## JOB
Check every line below for the word "this" and copy the ones that have it.

## DATA PROVIDED
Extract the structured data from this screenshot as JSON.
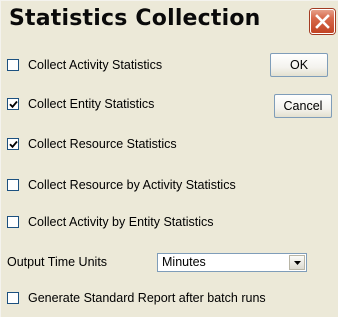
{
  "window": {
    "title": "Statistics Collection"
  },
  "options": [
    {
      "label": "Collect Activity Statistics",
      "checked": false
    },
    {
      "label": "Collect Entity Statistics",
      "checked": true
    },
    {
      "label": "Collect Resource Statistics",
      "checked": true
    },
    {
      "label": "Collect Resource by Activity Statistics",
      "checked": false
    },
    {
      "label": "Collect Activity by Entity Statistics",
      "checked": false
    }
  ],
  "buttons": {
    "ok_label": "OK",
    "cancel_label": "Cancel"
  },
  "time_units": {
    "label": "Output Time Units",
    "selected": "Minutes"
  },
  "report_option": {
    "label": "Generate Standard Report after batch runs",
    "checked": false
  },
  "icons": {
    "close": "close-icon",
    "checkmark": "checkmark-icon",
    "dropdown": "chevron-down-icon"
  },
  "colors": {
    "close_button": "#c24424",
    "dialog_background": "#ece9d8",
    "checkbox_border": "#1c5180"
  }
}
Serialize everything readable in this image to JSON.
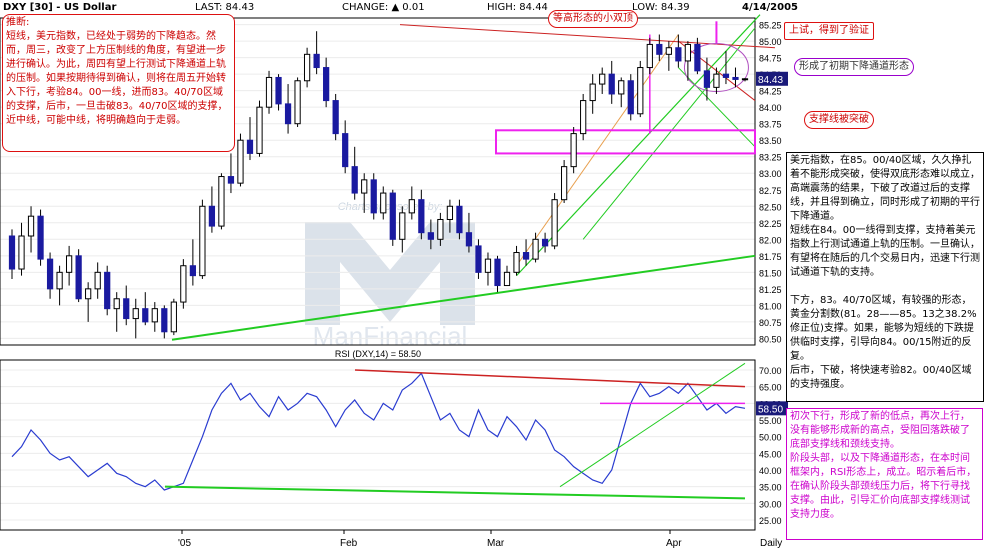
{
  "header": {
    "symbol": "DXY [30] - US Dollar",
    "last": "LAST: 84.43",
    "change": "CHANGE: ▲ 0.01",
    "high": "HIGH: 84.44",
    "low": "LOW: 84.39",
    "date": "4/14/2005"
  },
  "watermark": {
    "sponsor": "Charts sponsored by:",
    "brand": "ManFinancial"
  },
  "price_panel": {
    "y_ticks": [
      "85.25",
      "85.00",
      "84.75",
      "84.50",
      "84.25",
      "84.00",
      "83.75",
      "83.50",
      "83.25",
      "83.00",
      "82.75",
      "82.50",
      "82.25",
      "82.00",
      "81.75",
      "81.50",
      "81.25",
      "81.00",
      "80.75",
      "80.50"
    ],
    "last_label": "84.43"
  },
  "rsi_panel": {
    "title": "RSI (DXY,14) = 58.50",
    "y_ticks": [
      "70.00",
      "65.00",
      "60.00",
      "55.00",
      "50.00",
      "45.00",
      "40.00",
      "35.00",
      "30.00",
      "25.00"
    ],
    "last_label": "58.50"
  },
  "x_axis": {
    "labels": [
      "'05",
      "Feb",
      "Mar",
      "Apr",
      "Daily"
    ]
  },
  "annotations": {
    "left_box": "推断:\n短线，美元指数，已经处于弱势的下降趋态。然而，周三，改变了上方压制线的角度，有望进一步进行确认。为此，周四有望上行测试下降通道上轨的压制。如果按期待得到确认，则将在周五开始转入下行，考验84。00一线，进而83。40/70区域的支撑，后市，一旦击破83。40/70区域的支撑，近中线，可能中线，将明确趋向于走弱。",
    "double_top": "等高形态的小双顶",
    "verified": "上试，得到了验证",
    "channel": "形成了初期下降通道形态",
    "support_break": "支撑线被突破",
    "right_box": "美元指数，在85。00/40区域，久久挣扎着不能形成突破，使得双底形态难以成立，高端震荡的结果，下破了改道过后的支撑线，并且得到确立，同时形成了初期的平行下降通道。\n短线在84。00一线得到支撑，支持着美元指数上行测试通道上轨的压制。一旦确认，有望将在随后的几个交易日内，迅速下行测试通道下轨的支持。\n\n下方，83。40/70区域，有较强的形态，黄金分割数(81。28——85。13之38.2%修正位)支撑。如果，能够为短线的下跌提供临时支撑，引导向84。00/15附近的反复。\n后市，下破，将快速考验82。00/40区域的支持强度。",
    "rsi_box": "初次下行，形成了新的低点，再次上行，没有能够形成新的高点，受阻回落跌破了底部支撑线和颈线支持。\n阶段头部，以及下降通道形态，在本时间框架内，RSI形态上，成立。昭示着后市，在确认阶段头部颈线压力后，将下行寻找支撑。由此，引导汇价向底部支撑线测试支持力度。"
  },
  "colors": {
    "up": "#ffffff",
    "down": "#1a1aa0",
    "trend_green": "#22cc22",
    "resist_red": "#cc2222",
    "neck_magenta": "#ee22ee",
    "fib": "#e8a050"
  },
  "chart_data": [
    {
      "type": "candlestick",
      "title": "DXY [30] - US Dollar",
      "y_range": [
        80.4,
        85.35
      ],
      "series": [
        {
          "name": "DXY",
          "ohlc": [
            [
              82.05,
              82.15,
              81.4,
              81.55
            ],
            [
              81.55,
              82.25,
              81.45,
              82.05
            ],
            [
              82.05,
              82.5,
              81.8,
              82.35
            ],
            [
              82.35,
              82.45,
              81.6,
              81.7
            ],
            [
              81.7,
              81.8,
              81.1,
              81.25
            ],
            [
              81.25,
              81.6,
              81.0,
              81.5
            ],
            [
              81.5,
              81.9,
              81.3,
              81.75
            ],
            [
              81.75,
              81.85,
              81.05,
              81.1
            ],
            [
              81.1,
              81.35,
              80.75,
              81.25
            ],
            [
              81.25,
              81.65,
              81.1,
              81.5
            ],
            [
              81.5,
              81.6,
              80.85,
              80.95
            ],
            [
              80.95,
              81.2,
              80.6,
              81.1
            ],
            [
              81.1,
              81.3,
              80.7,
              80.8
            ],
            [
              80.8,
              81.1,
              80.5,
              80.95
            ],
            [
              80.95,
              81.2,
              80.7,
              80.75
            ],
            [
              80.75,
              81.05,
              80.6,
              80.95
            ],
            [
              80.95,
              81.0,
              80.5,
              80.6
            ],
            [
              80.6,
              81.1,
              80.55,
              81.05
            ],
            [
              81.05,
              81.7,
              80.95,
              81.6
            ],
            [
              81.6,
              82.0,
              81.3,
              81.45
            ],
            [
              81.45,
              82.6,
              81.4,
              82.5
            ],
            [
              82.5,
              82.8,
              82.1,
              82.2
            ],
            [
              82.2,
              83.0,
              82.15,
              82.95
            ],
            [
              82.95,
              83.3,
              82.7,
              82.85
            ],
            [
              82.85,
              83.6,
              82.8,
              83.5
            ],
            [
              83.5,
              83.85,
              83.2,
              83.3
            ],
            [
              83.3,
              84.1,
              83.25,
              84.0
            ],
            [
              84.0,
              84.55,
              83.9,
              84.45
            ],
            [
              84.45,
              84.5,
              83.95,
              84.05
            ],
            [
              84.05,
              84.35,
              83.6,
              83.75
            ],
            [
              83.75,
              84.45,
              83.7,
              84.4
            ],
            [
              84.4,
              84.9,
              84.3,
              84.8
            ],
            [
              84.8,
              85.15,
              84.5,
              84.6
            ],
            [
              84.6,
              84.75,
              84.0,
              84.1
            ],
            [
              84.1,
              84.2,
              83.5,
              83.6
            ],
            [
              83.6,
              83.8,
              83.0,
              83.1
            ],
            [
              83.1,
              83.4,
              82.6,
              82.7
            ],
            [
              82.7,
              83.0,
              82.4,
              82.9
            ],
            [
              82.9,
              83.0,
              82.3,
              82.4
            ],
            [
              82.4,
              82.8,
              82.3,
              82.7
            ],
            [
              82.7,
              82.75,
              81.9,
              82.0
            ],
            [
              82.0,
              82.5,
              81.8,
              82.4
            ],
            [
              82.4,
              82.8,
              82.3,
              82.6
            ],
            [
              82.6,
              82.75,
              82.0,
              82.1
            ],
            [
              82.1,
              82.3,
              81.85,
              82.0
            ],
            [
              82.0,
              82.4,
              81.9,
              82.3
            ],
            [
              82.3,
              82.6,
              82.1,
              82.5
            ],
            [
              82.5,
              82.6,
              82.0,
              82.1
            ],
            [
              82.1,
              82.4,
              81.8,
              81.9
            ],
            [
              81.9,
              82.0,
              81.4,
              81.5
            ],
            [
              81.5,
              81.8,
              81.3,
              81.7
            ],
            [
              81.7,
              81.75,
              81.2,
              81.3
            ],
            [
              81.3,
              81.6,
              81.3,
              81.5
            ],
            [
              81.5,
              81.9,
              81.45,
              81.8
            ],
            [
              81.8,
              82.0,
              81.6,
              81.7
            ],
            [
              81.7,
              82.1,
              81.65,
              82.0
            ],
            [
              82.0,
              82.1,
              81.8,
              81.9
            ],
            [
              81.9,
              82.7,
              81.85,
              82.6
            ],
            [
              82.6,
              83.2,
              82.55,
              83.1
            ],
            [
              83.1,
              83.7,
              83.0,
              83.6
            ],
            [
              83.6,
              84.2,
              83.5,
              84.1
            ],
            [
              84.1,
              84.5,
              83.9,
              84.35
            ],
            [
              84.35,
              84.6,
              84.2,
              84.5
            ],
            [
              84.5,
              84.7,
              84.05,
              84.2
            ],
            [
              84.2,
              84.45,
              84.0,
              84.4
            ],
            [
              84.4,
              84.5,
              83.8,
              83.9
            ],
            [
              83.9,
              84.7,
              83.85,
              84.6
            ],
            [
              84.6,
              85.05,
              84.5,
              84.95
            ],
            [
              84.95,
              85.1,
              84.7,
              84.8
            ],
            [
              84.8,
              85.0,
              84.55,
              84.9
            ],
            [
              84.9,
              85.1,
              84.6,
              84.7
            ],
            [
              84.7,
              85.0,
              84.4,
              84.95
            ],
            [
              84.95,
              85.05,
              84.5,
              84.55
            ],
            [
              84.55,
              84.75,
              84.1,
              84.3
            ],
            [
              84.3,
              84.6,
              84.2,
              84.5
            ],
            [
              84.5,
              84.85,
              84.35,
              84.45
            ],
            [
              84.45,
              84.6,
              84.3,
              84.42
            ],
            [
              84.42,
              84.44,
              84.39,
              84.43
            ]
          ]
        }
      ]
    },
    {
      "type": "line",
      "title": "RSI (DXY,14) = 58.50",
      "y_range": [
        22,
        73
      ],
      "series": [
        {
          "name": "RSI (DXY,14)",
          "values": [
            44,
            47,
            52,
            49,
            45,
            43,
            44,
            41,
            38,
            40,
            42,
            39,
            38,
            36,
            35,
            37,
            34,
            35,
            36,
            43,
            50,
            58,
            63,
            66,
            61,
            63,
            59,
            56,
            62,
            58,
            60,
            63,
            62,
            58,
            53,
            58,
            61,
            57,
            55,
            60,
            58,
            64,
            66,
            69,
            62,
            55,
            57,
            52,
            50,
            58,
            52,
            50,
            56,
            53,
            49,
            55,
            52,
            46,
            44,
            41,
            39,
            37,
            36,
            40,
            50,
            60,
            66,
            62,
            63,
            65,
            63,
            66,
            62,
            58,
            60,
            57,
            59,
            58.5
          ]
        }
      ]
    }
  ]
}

## FINAL RESULT
Extract the structured data from this screenshot as JSON.
Serialize everything readable in this image to JSON.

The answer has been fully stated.